● **GIVEN TASK**
Can all of these lines be returned exactly?

● **ENTRIES**
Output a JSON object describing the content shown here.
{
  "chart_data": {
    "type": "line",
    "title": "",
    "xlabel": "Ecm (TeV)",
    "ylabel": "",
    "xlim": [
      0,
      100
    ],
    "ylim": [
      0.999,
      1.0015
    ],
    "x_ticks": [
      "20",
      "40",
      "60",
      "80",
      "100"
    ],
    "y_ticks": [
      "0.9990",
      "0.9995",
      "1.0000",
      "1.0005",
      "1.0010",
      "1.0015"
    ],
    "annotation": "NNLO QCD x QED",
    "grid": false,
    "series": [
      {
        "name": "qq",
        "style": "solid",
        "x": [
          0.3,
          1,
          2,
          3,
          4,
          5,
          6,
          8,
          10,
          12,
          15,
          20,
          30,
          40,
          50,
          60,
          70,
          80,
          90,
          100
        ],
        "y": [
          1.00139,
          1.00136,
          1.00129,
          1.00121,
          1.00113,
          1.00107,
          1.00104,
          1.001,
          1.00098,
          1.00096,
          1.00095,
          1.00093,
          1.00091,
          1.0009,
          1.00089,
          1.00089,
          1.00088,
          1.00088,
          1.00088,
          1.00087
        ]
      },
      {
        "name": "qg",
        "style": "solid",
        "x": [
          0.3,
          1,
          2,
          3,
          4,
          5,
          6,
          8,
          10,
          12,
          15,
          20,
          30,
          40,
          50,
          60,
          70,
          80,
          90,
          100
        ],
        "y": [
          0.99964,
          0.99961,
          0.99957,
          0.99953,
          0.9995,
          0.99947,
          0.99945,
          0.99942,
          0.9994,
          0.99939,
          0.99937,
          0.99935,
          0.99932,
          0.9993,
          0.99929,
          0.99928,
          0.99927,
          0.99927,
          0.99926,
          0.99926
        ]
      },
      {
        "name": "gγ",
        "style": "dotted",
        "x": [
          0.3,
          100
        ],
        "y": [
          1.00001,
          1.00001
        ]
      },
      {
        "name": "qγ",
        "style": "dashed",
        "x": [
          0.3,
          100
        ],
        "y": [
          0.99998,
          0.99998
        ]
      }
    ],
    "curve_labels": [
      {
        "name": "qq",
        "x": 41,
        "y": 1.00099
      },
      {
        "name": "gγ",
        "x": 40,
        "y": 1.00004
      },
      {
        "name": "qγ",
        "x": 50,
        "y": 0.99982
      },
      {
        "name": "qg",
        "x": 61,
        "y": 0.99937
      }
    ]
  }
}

● **TASK SOLUTION**
Output a JSON object describing the content shown here.
{
  "chart_data": {
    "type": "line",
    "title": "",
    "xlabel": "Ecm (TeV)",
    "ylabel": "",
    "xlim": [
      0,
      100
    ],
    "ylim": [
      0.999,
      1.0015
    ],
    "x_ticks": [
      "20",
      "40",
      "60",
      "80",
      "100"
    ],
    "y_ticks": [
      "0.9990",
      "0.9995",
      "1.0000",
      "1.0005",
      "1.0010",
      "1.0015"
    ],
    "annotation": "NNLO QCD x QED",
    "grid": false,
    "series": [
      {
        "name": "qq",
        "style": "solid",
        "x": [
          0.3,
          1,
          2,
          3,
          4,
          5,
          6,
          8,
          10,
          12,
          15,
          20,
          30,
          40,
          50,
          60,
          70,
          80,
          90,
          100
        ],
        "y": [
          1.00139,
          1.00136,
          1.00129,
          1.00121,
          1.00113,
          1.00107,
          1.00104,
          1.001,
          1.00098,
          1.00096,
          1.00095,
          1.00093,
          1.00091,
          1.0009,
          1.00089,
          1.00089,
          1.00088,
          1.00088,
          1.00088,
          1.00087
        ]
      },
      {
        "name": "qg",
        "style": "solid",
        "x": [
          0.3,
          1,
          2,
          3,
          4,
          5,
          6,
          8,
          10,
          12,
          15,
          20,
          30,
          40,
          50,
          60,
          70,
          80,
          90,
          100
        ],
        "y": [
          0.99964,
          0.99961,
          0.99957,
          0.99953,
          0.9995,
          0.99947,
          0.99945,
          0.99942,
          0.9994,
          0.99939,
          0.99937,
          0.99935,
          0.99932,
          0.9993,
          0.99929,
          0.99928,
          0.99927,
          0.99927,
          0.99926,
          0.99926
        ]
      },
      {
        "name": "gγ",
        "style": "dotted",
        "x": [
          0.3,
          100
        ],
        "y": [
          1.00001,
          1.00001
        ]
      },
      {
        "name": "qγ",
        "style": "dashed",
        "x": [
          0.3,
          100
        ],
        "y": [
          0.99998,
          0.99998
        ]
      }
    ],
    "curve_labels": [
      {
        "name": "qq",
        "x": 41,
        "y": 1.00099
      },
      {
        "name": "gγ",
        "x": 40,
        "y": 1.00004
      },
      {
        "name": "qγ",
        "x": 50,
        "y": 0.99982
      },
      {
        "name": "qg",
        "x": 61,
        "y": 0.99937
      }
    ]
  }
}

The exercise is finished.